*Task goal:* Review the material line by line. Identify and copy every line that contains the string "here".

___ Records shown ___

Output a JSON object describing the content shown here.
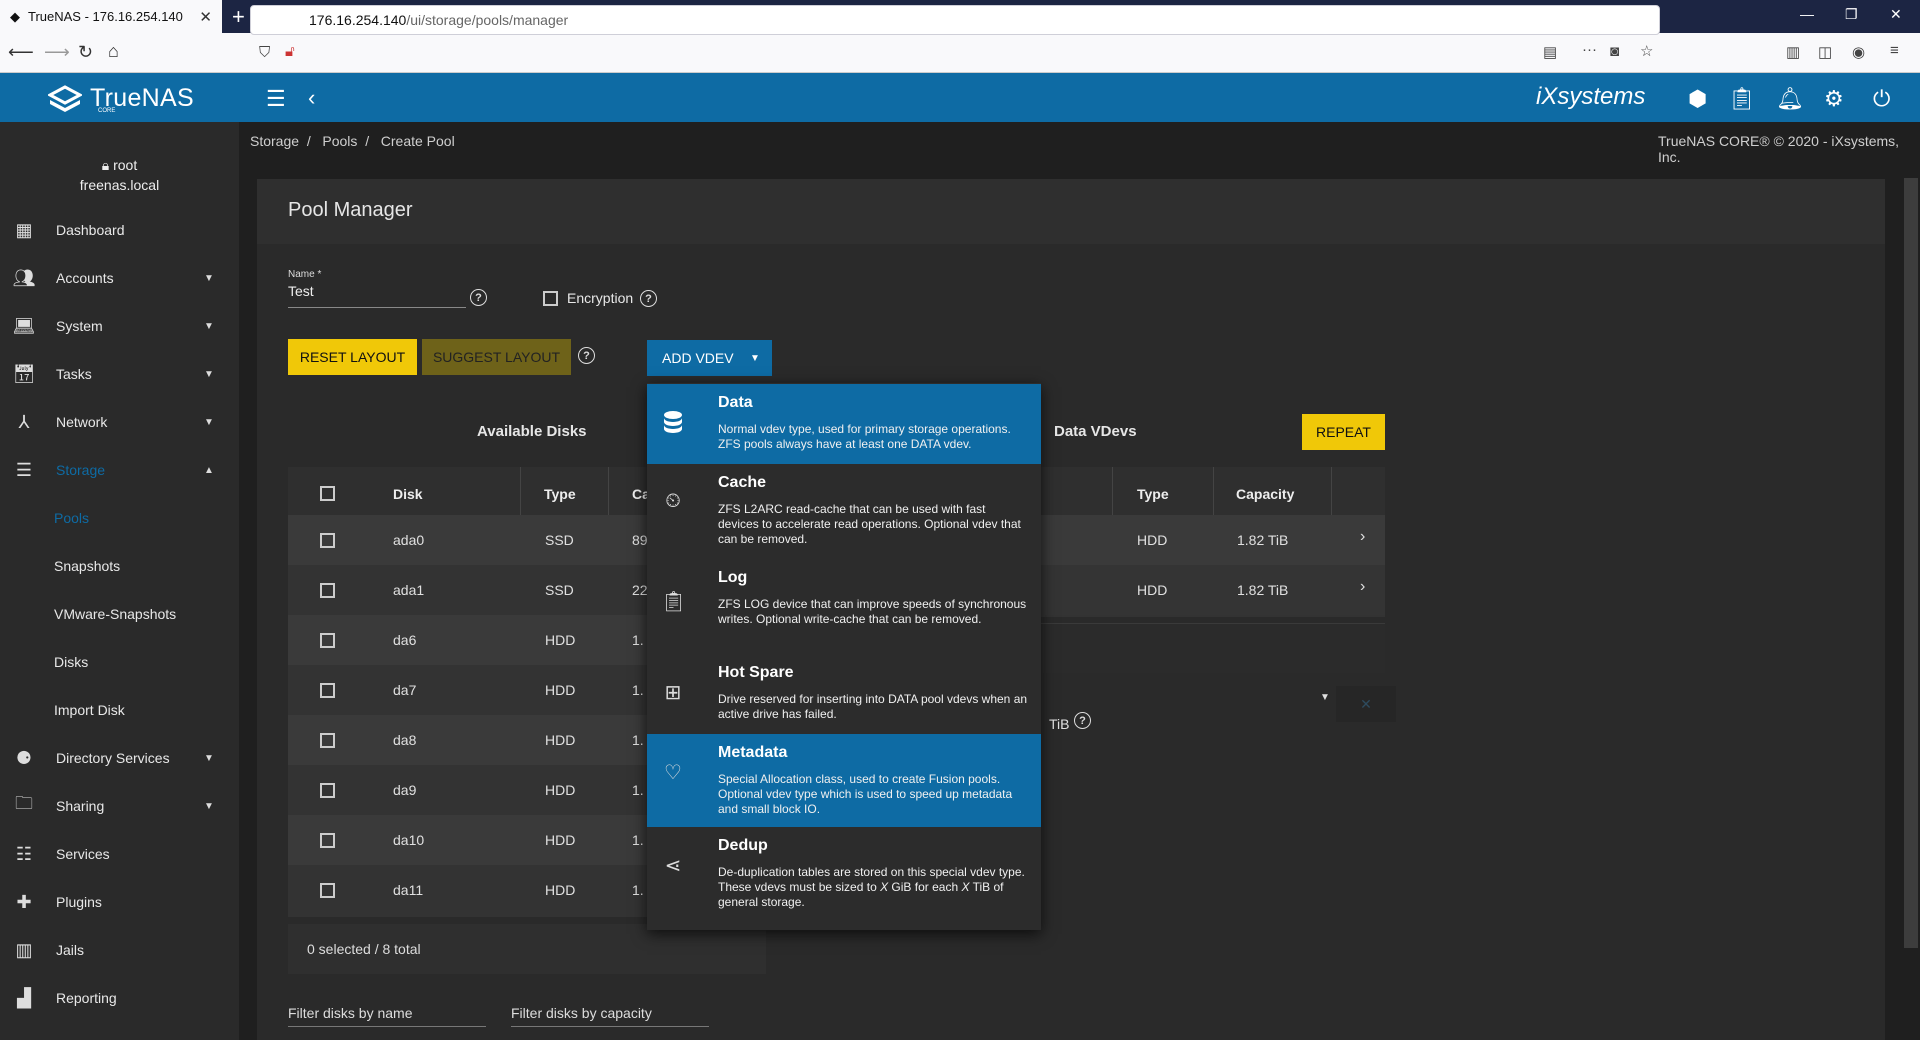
{
  "browser": {
    "tab_title": "TrueNAS - 176.16.254.140",
    "url_host": "176.16.254.140",
    "url_path": "/ui/storage/pools/manager"
  },
  "header": {
    "brand": "TrueNAS",
    "brand_sub": "CORE",
    "vendor": "iXsystems"
  },
  "user": {
    "name": "root",
    "host": "freenas.local"
  },
  "sidebar": {
    "items": [
      {
        "label": "Dashboard",
        "icon": "dashboard-icon"
      },
      {
        "label": "Accounts",
        "icon": "people-icon"
      },
      {
        "label": "System",
        "icon": "laptop-icon"
      },
      {
        "label": "Tasks",
        "icon": "calendar-icon"
      },
      {
        "label": "Network",
        "icon": "network-icon"
      },
      {
        "label": "Storage",
        "icon": "storage-icon"
      },
      {
        "label": "Directory Services",
        "icon": "directory-icon"
      },
      {
        "label": "Sharing",
        "icon": "folder-share-icon"
      },
      {
        "label": "Services",
        "icon": "tune-icon"
      },
      {
        "label": "Plugins",
        "icon": "puzzle-icon"
      },
      {
        "label": "Jails",
        "icon": "jail-icon"
      },
      {
        "label": "Reporting",
        "icon": "chart-icon"
      }
    ],
    "storage_sub": [
      "Pools",
      "Snapshots",
      "VMware-Snapshots",
      "Disks",
      "Import Disk"
    ],
    "accent": "#0e6ba4"
  },
  "breadcrumb": {
    "storage": "Storage",
    "pools": "Pools",
    "current": "Create Pool",
    "sep": "/"
  },
  "copyright": "TrueNAS CORE® © 2020 - iXsystems, Inc.",
  "pool": {
    "title": "Pool Manager",
    "name_label": "Name *",
    "name_value": "Test",
    "encryption_label": "Encryption",
    "reset_label": "RESET LAYOUT",
    "suggest_label": "SUGGEST LAYOUT",
    "add_vdev_label": "ADD VDEV",
    "available_disks": "Available Disks",
    "data_vdevs": "Data VDevs",
    "repeat_label": "REPEAT",
    "selected_text": "0 selected / 8 total",
    "filter_name": "Filter disks by name",
    "filter_capacity": "Filter disks by capacity",
    "size_unit": "TiB"
  },
  "disk_table": {
    "headers": [
      "Disk",
      "Type",
      "Ca"
    ],
    "rows": [
      {
        "disk": "ada0",
        "type": "SSD",
        "cap": "89"
      },
      {
        "disk": "ada1",
        "type": "SSD",
        "cap": "22"
      },
      {
        "disk": "da6",
        "type": "HDD",
        "cap": "1."
      },
      {
        "disk": "da7",
        "type": "HDD",
        "cap": "1."
      },
      {
        "disk": "da8",
        "type": "HDD",
        "cap": "1."
      },
      {
        "disk": "da9",
        "type": "HDD",
        "cap": "1."
      },
      {
        "disk": "da10",
        "type": "HDD",
        "cap": "1."
      },
      {
        "disk": "da11",
        "type": "HDD",
        "cap": "1."
      }
    ]
  },
  "vdev_table": {
    "headers": [
      "Type",
      "Capacity"
    ],
    "rows": [
      {
        "type": "HDD",
        "cap": "1.82 TiB"
      },
      {
        "type": "HDD",
        "cap": "1.82 TiB"
      }
    ]
  },
  "vdev_menu": [
    {
      "title": "Data",
      "icon": "database-icon",
      "desc": "Normal vdev type, used for primary storage operations. ZFS pools always have at least one DATA vdev."
    },
    {
      "title": "Cache",
      "icon": "cache-history-icon",
      "desc": "ZFS L2ARC read-cache that can be used with fast devices to accelerate read operations. Optional vdev that can be removed."
    },
    {
      "title": "Log",
      "icon": "clipboard-icon",
      "desc": "ZFS LOG device that can improve speeds of synchronous writes. Optional write-cache that can be removed."
    },
    {
      "title": "Hot Spare",
      "icon": "plus-box-icon",
      "desc": "Drive reserved for inserting into DATA pool vdevs when an active drive has failed."
    },
    {
      "title": "Metadata",
      "icon": "heart-icon",
      "desc": "Special Allocation class, used to create Fusion pools. Optional vdev type which is used to speed up metadata and small block IO."
    },
    {
      "title": "Dedup",
      "icon": "share-icon",
      "desc_pre": "De-duplication tables are stored on this special vdev type. These vdevs must be sized to ",
      "desc_x1": "X",
      "desc_mid": " GiB for each ",
      "desc_x2": "X",
      "desc_post": " TiB of general storage."
    }
  ]
}
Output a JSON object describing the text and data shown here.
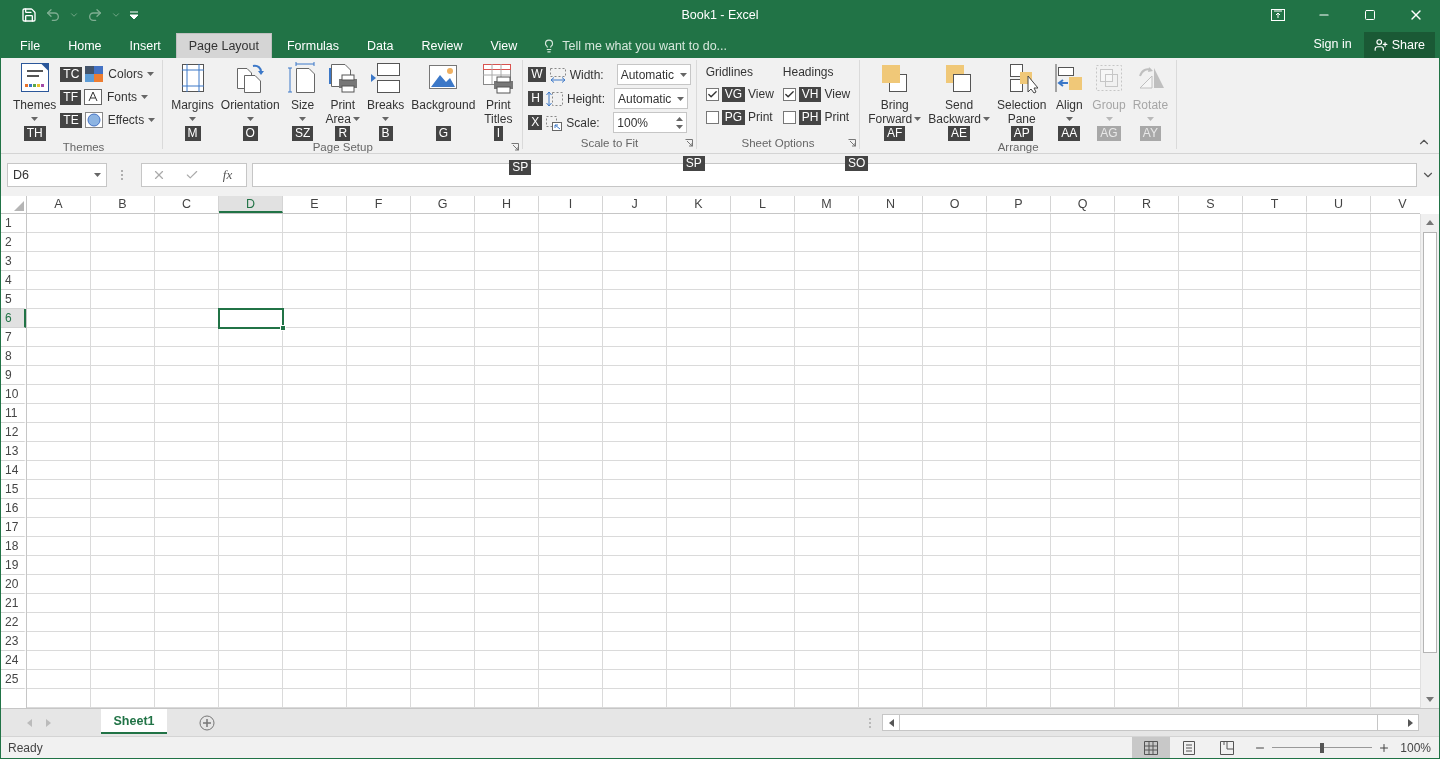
{
  "title_bar": {
    "title": "Book1 - Excel"
  },
  "tabs": [
    {
      "label": "File",
      "selected": false
    },
    {
      "label": "Home",
      "selected": false
    },
    {
      "label": "Insert",
      "selected": false
    },
    {
      "label": "Page Layout",
      "selected": true
    },
    {
      "label": "Formulas",
      "selected": false
    },
    {
      "label": "Data",
      "selected": false
    },
    {
      "label": "Review",
      "selected": false
    },
    {
      "label": "View",
      "selected": false
    }
  ],
  "tell_me": {
    "placeholder": "Tell me what you want to do..."
  },
  "account": {
    "sign_in": "Sign in",
    "share": "Share"
  },
  "ribbon": {
    "groups": [
      {
        "label": "Themes",
        "items": [
          {
            "kind": "large",
            "lines": [
              "Themes"
            ],
            "dropdown": true,
            "disabled": false,
            "keytip": "TH"
          },
          {
            "kind": "stack",
            "rows": [
              {
                "label": "Colors",
                "keytip": "TC"
              },
              {
                "label": "Fonts",
                "keytip": "TF"
              },
              {
                "label": "Effects",
                "keytip": "TE"
              }
            ]
          }
        ]
      },
      {
        "label": "Page Setup",
        "launcher_keytip": "SP",
        "items": [
          {
            "kind": "large",
            "lines": [
              "Margins"
            ],
            "dropdown": true,
            "disabled": false,
            "keytip": "M"
          },
          {
            "kind": "large",
            "lines": [
              "Orientation"
            ],
            "dropdown": true,
            "disabled": false,
            "keytip": "O"
          },
          {
            "kind": "large",
            "lines": [
              "Size"
            ],
            "dropdown": true,
            "disabled": false,
            "keytip": "SZ"
          },
          {
            "kind": "large",
            "lines": [
              "Print",
              "Area"
            ],
            "dropdown": true,
            "disabled": false,
            "keytip": "R"
          },
          {
            "kind": "large",
            "lines": [
              "Breaks"
            ],
            "dropdown": true,
            "disabled": false,
            "keytip": "B"
          },
          {
            "kind": "large",
            "lines": [
              "Background"
            ],
            "dropdown": false,
            "disabled": false,
            "keytip": "G"
          },
          {
            "kind": "large",
            "lines": [
              "Print",
              "Titles"
            ],
            "dropdown": false,
            "disabled": false,
            "keytip": "I"
          }
        ]
      },
      {
        "label": "Scale to Fit",
        "launcher_keytip": "SP",
        "items": [
          {
            "kind": "fields",
            "rows": [
              {
                "kind": "dropdown",
                "label": "Width:",
                "value": "Automatic",
                "keytip": "W"
              },
              {
                "kind": "dropdown",
                "label": "Height:",
                "value": "Automatic",
                "keytip": "H"
              },
              {
                "kind": "spinner",
                "label": "Scale:",
                "value": "100%",
                "keytip": "X"
              }
            ]
          }
        ]
      },
      {
        "label": "Sheet Options",
        "launcher_keytip": "SO",
        "items": [
          {
            "kind": "options",
            "heading": "Gridlines",
            "options": [
              {
                "label": "View",
                "checked": true,
                "keytip": "VG"
              },
              {
                "label": "Print",
                "checked": false,
                "keytip": "PG"
              }
            ]
          },
          {
            "kind": "options",
            "heading": "Headings",
            "options": [
              {
                "label": "View",
                "checked": true,
                "keytip": "VH"
              },
              {
                "label": "Print",
                "checked": false,
                "keytip": "PH"
              }
            ]
          }
        ]
      },
      {
        "label": "Arrange",
        "items": [
          {
            "kind": "large",
            "lines": [
              "Bring",
              "Forward"
            ],
            "dropdown": true,
            "disabled": false,
            "keytip": "AF"
          },
          {
            "kind": "large",
            "lines": [
              "Send",
              "Backward"
            ],
            "dropdown": true,
            "disabled": false,
            "keytip": "AE"
          },
          {
            "kind": "large",
            "lines": [
              "Selection",
              "Pane"
            ],
            "dropdown": false,
            "disabled": false,
            "keytip": "AP"
          },
          {
            "kind": "large",
            "lines": [
              "Align"
            ],
            "dropdown": true,
            "disabled": false,
            "keytip": "AA"
          },
          {
            "kind": "large",
            "lines": [
              "Group"
            ],
            "dropdown": true,
            "disabled": true,
            "keytip": "AG"
          },
          {
            "kind": "large",
            "lines": [
              "Rotate"
            ],
            "dropdown": true,
            "disabled": true,
            "keytip": "AY"
          }
        ]
      }
    ]
  },
  "formula_bar": {
    "name_box": "D6",
    "function_button": "fx"
  },
  "columns": [
    {
      "label": "A",
      "selected": false
    },
    {
      "label": "B",
      "selected": false
    },
    {
      "label": "C",
      "selected": false
    },
    {
      "label": "D",
      "selected": true
    },
    {
      "label": "E",
      "selected": false
    },
    {
      "label": "F",
      "selected": false
    },
    {
      "label": "G",
      "selected": false
    },
    {
      "label": "H",
      "selected": false
    },
    {
      "label": "I",
      "selected": false
    },
    {
      "label": "J",
      "selected": false
    },
    {
      "label": "K",
      "selected": false
    },
    {
      "label": "L",
      "selected": false
    },
    {
      "label": "M",
      "selected": false
    },
    {
      "label": "N",
      "selected": false
    },
    {
      "label": "O",
      "selected": false
    },
    {
      "label": "P",
      "selected": false
    },
    {
      "label": "Q",
      "selected": false
    },
    {
      "label": "R",
      "selected": false
    },
    {
      "label": "S",
      "selected": false
    },
    {
      "label": "T",
      "selected": false
    },
    {
      "label": "U",
      "selected": false
    },
    {
      "label": "V",
      "selected": false
    }
  ],
  "rows": [
    {
      "label": "1",
      "selected": false
    },
    {
      "label": "2",
      "selected": false
    },
    {
      "label": "3",
      "selected": false
    },
    {
      "label": "4",
      "selected": false
    },
    {
      "label": "5",
      "selected": false
    },
    {
      "label": "6",
      "selected": true
    },
    {
      "label": "7",
      "selected": false
    },
    {
      "label": "8",
      "selected": false
    },
    {
      "label": "9",
      "selected": false
    },
    {
      "label": "10",
      "selected": false
    },
    {
      "label": "11",
      "selected": false
    },
    {
      "label": "12",
      "selected": false
    },
    {
      "label": "13",
      "selected": false
    },
    {
      "label": "14",
      "selected": false
    },
    {
      "label": "15",
      "selected": false
    },
    {
      "label": "16",
      "selected": false
    },
    {
      "label": "17",
      "selected": false
    },
    {
      "label": "18",
      "selected": false
    },
    {
      "label": "19",
      "selected": false
    },
    {
      "label": "20",
      "selected": false
    },
    {
      "label": "21",
      "selected": false
    },
    {
      "label": "22",
      "selected": false
    },
    {
      "label": "23",
      "selected": false
    },
    {
      "label": "24",
      "selected": false
    },
    {
      "label": "25",
      "selected": false
    }
  ],
  "sheets": [
    {
      "label": "Sheet1",
      "selected": true
    }
  ],
  "status_bar": {
    "text": "Ready",
    "views": [
      {
        "selected": true
      },
      {
        "selected": false
      },
      {
        "selected": false
      }
    ],
    "zoom": {
      "level": 0.5,
      "reading": "100%"
    }
  }
}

___

*Task answer:*
Output a JSON object describing the content shown here.
Output a JSON object describing the text and data shown here.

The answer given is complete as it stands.